[Dataset entries]
▼▼▼
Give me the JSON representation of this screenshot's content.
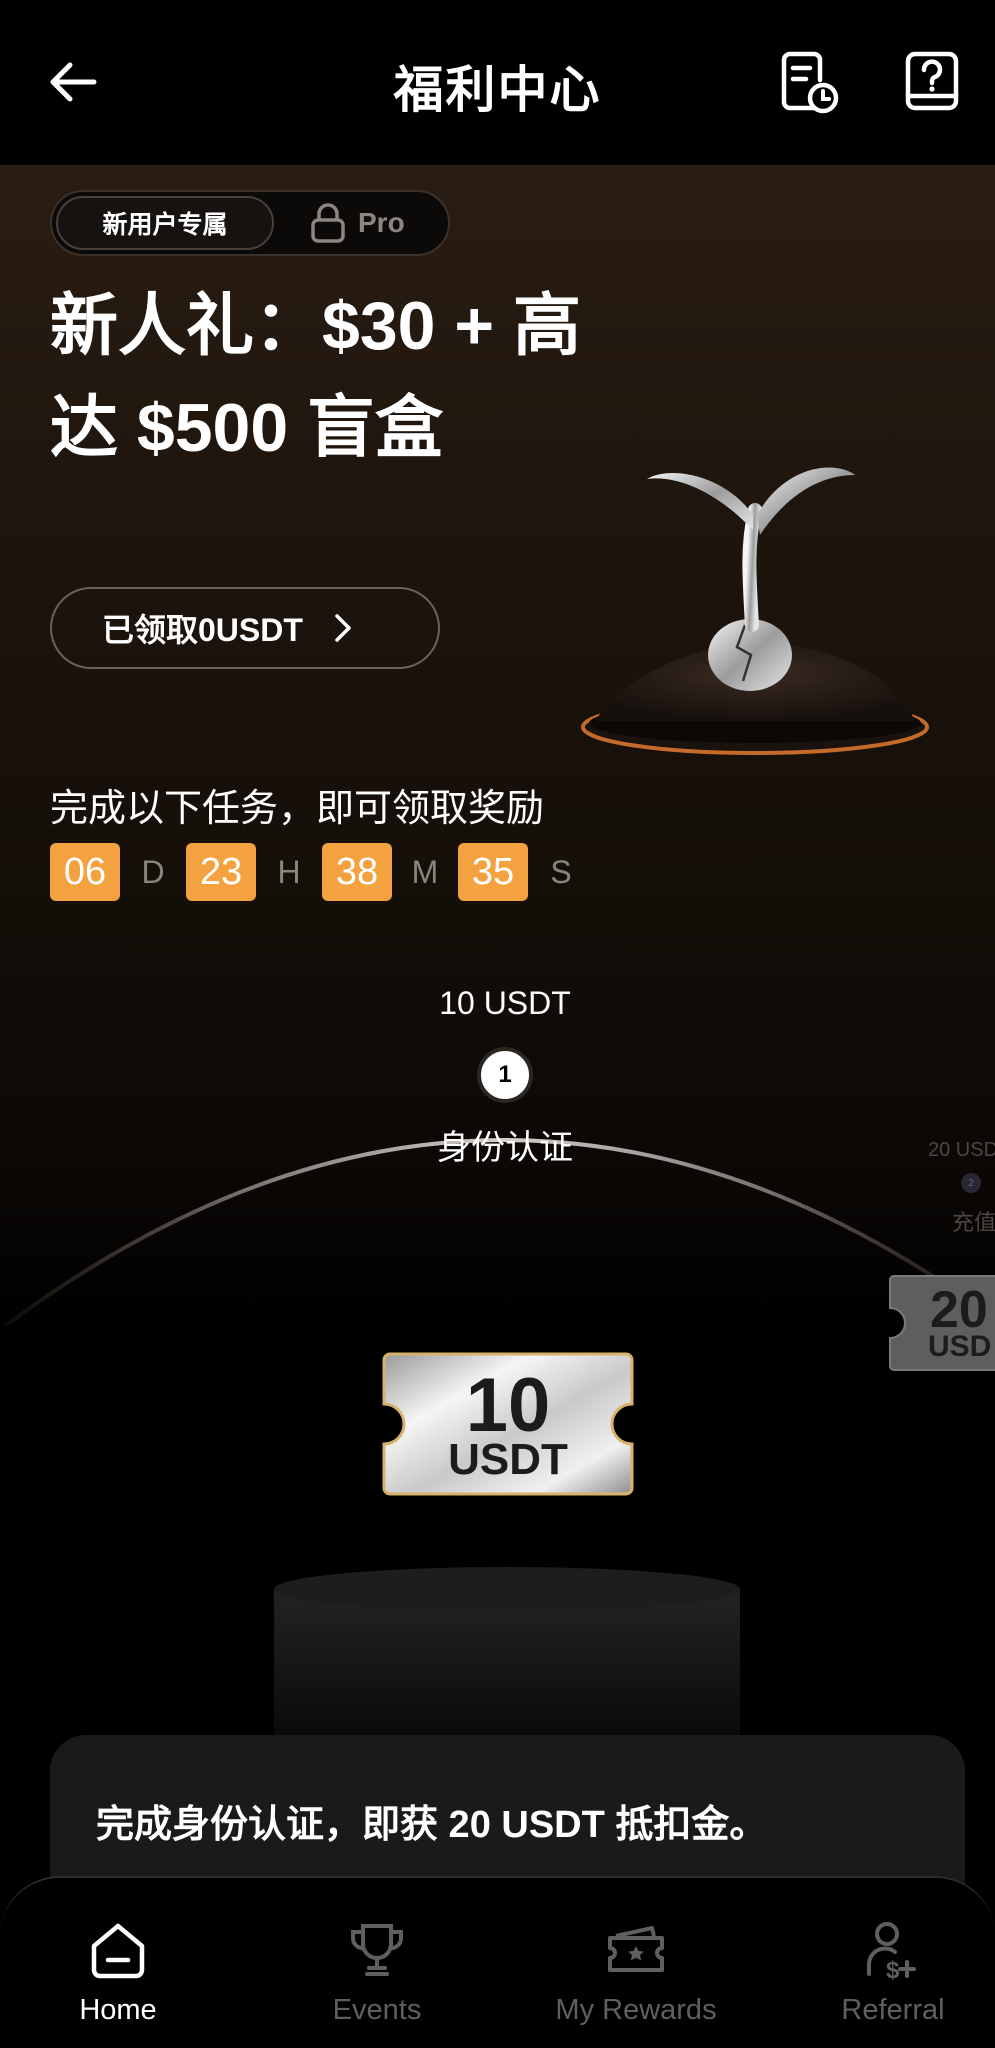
{
  "header": {
    "title": "福利中心"
  },
  "segmented": {
    "active_label": "新用户专属",
    "locked_label": "Pro"
  },
  "hero": {
    "title": "新人礼：$30 + 高达 $500 盲盒",
    "claimed_label": "已领取0USDT"
  },
  "tasks": {
    "title": "完成以下任务，即可领取奖励",
    "countdown": {
      "days": "06",
      "days_unit": "D",
      "hours": "23",
      "hours_unit": "H",
      "minutes": "38",
      "minutes_unit": "M",
      "seconds": "35",
      "seconds_unit": "S"
    },
    "steps": [
      {
        "number": "1",
        "reward": "10 USDT",
        "label": "身份认证"
      },
      {
        "number": "2",
        "reward": "20 USD",
        "label": "充值"
      }
    ]
  },
  "coupons": {
    "main": {
      "amount": "10",
      "unit": "USDT"
    },
    "side": {
      "amount": "20",
      "unit": "USD"
    }
  },
  "info_card": {
    "text": "完成身份认证，即获 20 USDT 抵扣金。"
  },
  "bottom_nav": {
    "items": [
      {
        "label": "Home",
        "icon": "home-icon",
        "active": true
      },
      {
        "label": "Events",
        "icon": "trophy-icon",
        "active": false
      },
      {
        "label": "My Rewards",
        "icon": "ticket-icon",
        "active": false
      },
      {
        "label": "Referral",
        "icon": "user-plus-dollar-icon",
        "active": false
      }
    ]
  },
  "colors": {
    "accent_orange": "#f4a13f",
    "background": "#000000",
    "hero_brown": "#2a1d12",
    "card": "#1a1a1a"
  }
}
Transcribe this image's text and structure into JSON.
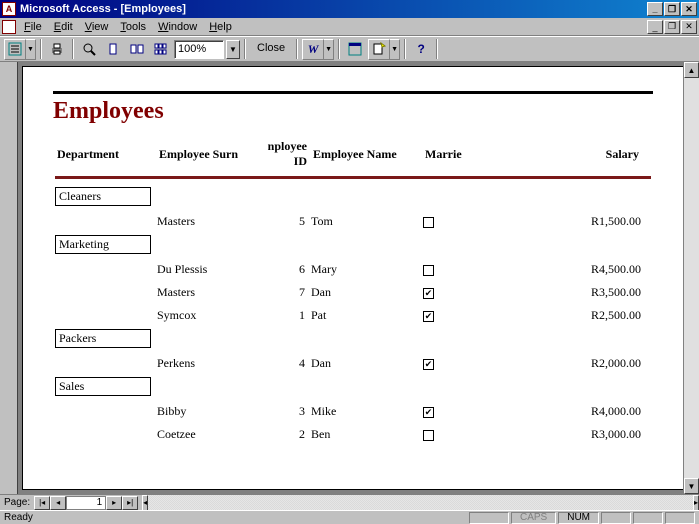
▲▲▲
§ **INSTRUCTIONS TO FOLLOW**
Copy out the entries verbatim and leave the images out.

§ **FINISHED EXERCISE**
Give me the JSON representation of this screenshot's content.
{
  "header": {
    "title": "福利中心"
  },
  "segmented": {
    "active_label": "新用户专属",
    "locked_label": "Pro"
  },
  "hero": {
    "title": "新人礼：$30 + 高达 $500 盲盒",
    "claimed_label": "已领取0USDT"
  },
  "tasks": {
    "title": "完成以下任务，即可领取奖励",
    "countdown": {
      "days": "06",
      "days_unit": "D",
      "hours": "23",
      "hours_unit": "H",
      "minutes": "38",
      "minutes_unit": "M",
      "seconds": "35",
      "seconds_unit": "S"
    },
    "steps": [
      {
        "number": "1",
        "reward": "10 USDT",
        "label": "身份认证"
      },
      {
        "number": "2",
        "reward": "20 USD",
        "label": "充值"
      }
    ]
  },
  "coupons": {
    "main": {
      "amount": "10",
      "unit": "USDT"
    },
    "side": {
      "amount": "20",
      "unit": "USD"
    }
  },
  "info_card": {
    "text": "完成身份认证，即获 20 USDT 抵扣金。"
  },
  "bottom_nav": {
    "items": [
      {
        "label": "Home",
        "icon": "home-icon",
        "active": true
      },
      {
        "label": "Events",
        "icon": "trophy-icon",
        "active": false
      },
      {
        "label": "My Rewards",
        "icon": "ticket-icon",
        "active": false
      },
      {
        "label": "Referral",
        "icon": "user-plus-dollar-icon",
        "active": false
      }
    ]
  },
  "colors": {
    "accent_orange": "#f4a13f",
    "background": "#000000",
    "hero_brown": "#2a1d12",
    "card": "#1a1a1a"
  }
}
Transcribe this image's text and structure into JSON.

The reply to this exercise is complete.